Texte extrait -
++++++
Or l’offre de soins de MSF, orientée vers l’urgence, répondait peu aux besoins de cette population qui n’avait pas connu la guerre. Cela suscitait les critiques du ministère de la Réhabilitation pour qui cette population, d’anciens réfugiés tutsis de retour au Rwanda, constituait une priorité. Les membres de MSF, eux, s’inquiétaient de contribuer au développement d’activités médicales réservées à un seul groupe : les Tutsis.
Le 11 décembre, le ministère de la Réhabilitation laissa sept jours aux représentants des ONG expulsées pour quitter le pays. Le 12 décembre, leurs lignes téléphoniques furent coupées et leurs comptes en banque bloqués. De surcroît, le ministère exigeait de récupérer l’ensemble des biens matériels de ces organismes d’aide internationaux. Cette dernière mesure n’étonna guère MSF. À la fin de l’année 1995, les vols nocturnes de véhicules et d’argent conservés dans les bureaux des organismes d’aide s’étaient multipliés MSF, fax des équipes de Kigali aux sièges européens, 17 juillet1995.. Ils étaient le fait d’hommes en uniformes dont l’identité précise demeurait officiellement mystérieuse. En réalité, dans ce nouveau Rwanda, seuls les hommes de l’armée rwandaise pouvaient se livrer à de telles activités nocturnes sans se heurter à une quelconque opposition des forces de l’ordre.
++++++
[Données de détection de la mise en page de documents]
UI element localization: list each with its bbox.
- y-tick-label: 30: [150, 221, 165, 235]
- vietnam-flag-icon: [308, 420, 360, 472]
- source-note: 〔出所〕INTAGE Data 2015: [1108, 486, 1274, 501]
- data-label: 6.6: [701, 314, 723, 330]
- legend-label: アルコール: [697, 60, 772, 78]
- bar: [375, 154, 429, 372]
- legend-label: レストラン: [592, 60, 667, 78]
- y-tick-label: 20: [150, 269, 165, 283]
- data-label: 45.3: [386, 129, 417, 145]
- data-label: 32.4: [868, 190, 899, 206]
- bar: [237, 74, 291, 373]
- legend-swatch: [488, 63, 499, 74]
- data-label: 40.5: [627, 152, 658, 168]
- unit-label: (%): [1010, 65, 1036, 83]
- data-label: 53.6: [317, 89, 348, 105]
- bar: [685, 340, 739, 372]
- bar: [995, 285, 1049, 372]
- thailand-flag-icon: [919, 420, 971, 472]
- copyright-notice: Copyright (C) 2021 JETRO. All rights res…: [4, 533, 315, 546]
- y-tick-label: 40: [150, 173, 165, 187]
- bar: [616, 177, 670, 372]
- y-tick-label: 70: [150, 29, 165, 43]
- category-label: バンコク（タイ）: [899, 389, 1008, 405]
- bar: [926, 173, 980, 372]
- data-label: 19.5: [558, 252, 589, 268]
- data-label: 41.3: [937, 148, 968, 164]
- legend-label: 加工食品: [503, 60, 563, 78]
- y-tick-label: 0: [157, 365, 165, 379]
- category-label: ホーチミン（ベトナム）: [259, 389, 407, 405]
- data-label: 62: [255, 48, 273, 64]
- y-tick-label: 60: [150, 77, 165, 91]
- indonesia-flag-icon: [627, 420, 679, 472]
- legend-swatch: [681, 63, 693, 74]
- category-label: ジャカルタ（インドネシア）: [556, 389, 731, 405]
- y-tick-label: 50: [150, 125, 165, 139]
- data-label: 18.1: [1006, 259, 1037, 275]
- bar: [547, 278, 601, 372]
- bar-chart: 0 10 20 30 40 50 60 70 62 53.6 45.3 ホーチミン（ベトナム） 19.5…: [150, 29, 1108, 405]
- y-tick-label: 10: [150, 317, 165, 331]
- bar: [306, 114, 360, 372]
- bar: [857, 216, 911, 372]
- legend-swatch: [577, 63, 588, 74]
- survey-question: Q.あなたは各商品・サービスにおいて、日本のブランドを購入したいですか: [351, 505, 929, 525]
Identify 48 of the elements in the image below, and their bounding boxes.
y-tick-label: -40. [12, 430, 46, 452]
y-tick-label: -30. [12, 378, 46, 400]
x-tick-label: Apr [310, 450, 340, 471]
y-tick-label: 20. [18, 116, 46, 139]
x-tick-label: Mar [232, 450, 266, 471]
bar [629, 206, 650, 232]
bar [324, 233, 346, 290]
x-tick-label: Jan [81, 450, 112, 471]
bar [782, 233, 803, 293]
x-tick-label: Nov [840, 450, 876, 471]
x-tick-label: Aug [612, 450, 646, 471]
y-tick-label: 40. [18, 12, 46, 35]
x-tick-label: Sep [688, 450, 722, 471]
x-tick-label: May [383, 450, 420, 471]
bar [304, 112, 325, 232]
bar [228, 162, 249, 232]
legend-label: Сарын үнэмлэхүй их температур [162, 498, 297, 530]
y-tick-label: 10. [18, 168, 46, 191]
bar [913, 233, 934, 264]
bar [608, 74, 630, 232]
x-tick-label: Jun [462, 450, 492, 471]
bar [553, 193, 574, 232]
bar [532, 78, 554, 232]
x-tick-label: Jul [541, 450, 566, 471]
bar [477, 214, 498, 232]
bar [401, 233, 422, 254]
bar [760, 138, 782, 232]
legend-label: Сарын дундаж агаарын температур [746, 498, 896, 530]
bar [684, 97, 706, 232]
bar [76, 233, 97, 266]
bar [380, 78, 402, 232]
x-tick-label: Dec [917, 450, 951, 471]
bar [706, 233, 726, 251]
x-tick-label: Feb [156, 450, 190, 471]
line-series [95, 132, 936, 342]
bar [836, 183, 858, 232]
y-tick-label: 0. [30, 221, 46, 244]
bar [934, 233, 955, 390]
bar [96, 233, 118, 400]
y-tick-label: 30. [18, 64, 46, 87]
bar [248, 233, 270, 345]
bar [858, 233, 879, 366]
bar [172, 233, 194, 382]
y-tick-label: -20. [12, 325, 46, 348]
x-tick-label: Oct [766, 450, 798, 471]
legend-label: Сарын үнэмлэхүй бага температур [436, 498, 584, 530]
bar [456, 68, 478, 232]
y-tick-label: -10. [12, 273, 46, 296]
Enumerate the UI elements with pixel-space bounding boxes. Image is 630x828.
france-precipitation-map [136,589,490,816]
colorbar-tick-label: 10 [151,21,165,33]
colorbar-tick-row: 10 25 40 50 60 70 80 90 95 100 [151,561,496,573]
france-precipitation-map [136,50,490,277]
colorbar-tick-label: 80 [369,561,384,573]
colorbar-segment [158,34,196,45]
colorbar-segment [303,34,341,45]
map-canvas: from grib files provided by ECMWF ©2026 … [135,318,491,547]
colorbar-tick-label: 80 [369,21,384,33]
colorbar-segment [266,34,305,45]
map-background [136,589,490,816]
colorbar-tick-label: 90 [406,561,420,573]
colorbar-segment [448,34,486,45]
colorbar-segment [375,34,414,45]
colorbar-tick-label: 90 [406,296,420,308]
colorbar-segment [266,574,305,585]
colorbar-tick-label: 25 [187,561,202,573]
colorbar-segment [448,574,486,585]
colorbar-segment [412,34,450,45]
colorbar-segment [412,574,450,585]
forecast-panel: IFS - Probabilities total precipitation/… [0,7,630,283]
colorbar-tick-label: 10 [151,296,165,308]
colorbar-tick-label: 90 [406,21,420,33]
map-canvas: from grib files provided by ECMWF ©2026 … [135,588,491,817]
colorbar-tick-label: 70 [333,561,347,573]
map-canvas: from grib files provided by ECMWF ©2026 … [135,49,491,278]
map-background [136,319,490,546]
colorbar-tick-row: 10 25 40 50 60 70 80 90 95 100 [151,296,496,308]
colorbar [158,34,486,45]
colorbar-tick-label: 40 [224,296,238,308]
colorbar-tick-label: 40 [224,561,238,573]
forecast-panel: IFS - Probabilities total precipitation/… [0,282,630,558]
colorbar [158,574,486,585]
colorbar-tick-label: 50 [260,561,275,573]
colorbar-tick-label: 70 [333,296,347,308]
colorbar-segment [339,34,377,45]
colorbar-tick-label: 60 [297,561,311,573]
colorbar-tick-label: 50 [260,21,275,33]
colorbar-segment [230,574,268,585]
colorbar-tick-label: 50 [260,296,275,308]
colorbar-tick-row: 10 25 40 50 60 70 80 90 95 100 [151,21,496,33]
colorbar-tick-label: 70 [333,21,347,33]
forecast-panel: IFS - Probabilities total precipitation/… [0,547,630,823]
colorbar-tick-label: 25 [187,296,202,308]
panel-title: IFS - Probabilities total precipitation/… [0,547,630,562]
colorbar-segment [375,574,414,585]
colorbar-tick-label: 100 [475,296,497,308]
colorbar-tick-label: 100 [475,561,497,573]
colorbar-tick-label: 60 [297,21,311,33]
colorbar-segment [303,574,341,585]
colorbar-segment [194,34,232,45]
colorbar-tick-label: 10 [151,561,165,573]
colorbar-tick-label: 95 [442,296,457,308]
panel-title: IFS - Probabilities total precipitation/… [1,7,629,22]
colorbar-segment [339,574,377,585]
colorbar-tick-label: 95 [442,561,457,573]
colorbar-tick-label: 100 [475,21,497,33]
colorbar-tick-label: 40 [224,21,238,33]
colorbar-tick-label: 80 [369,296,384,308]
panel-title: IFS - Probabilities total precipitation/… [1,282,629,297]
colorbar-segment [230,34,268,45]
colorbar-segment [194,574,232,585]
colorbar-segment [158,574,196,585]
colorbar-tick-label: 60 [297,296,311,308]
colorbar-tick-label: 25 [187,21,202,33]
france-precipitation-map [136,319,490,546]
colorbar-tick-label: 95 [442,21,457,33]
++++++
Tâches à réaliser -
1. Recopiez l’extrait sur MSF au Rwanda depuis « Or l’offre de » jusqu’à « groupe : les Tutsis. » inclus, en substituant « communauté » à « population ».
2. D’après l’extrait sur MSF au Rwanda, combien de jours le ministère de la Réhabilitation accorda-t-il aux représentants des ONG expulsées pour quitter le pays ?
3. Poursuivez l’extrait sur MSF au Rwanda à partir de sa dernière phrase.
Les entrées n’ont aucun lien avec l’extrait sur MSF au Rwanda.

Résultats des tâches -
1.
Or l’offre de soins de MSF, orientée vers l’urgence, répondait peu aux besoins de cette communauté qui n’avait pas connu la guerre. Cela suscitait les critiques du ministère de la Réhabilitation pour qui cette communauté, d’anciens réfugiés tutsis de retour au Rwanda, constituait une priorité. Les membres de MSF, eux, s’inquiétaient de contribuer au développement d’activités médicales réservées à un seul groupe : les Tutsis.

2. Sept jours.

3.
Un an et demi après leur arrivée au pouvoir, les nouvelles autorités rwandaises avaient pris l’habitude d’imposer aux organismes d’aide un silence bienveillant, voire d’obtenir leur reconnaissance des justifications données au sujet des exactions commises par l’APR. Le choix laissé était clair : parler des crimes du nouveau pouvoir et subir ses foudres (blocages administratifs, menaces à peine voilées sur l’intégrité physique des personnels, expulsion), ou se taire et accréditer l’idée que les crimes commis par les vainqueurs ne méritaient pas qu’on s’y arrêtât. Quelle attitude choisir ? Le silence permettait d’assurer la prolongation des opérations en cours, la prise de parole, de ne pas verser dans la complicité, au risque d’être expulsé. Après la fermeture des camps de déplacés au Rwanda, celle des camps de réfugiés au Zaïre allait apporter un nouvel éclairage à ce dilemme.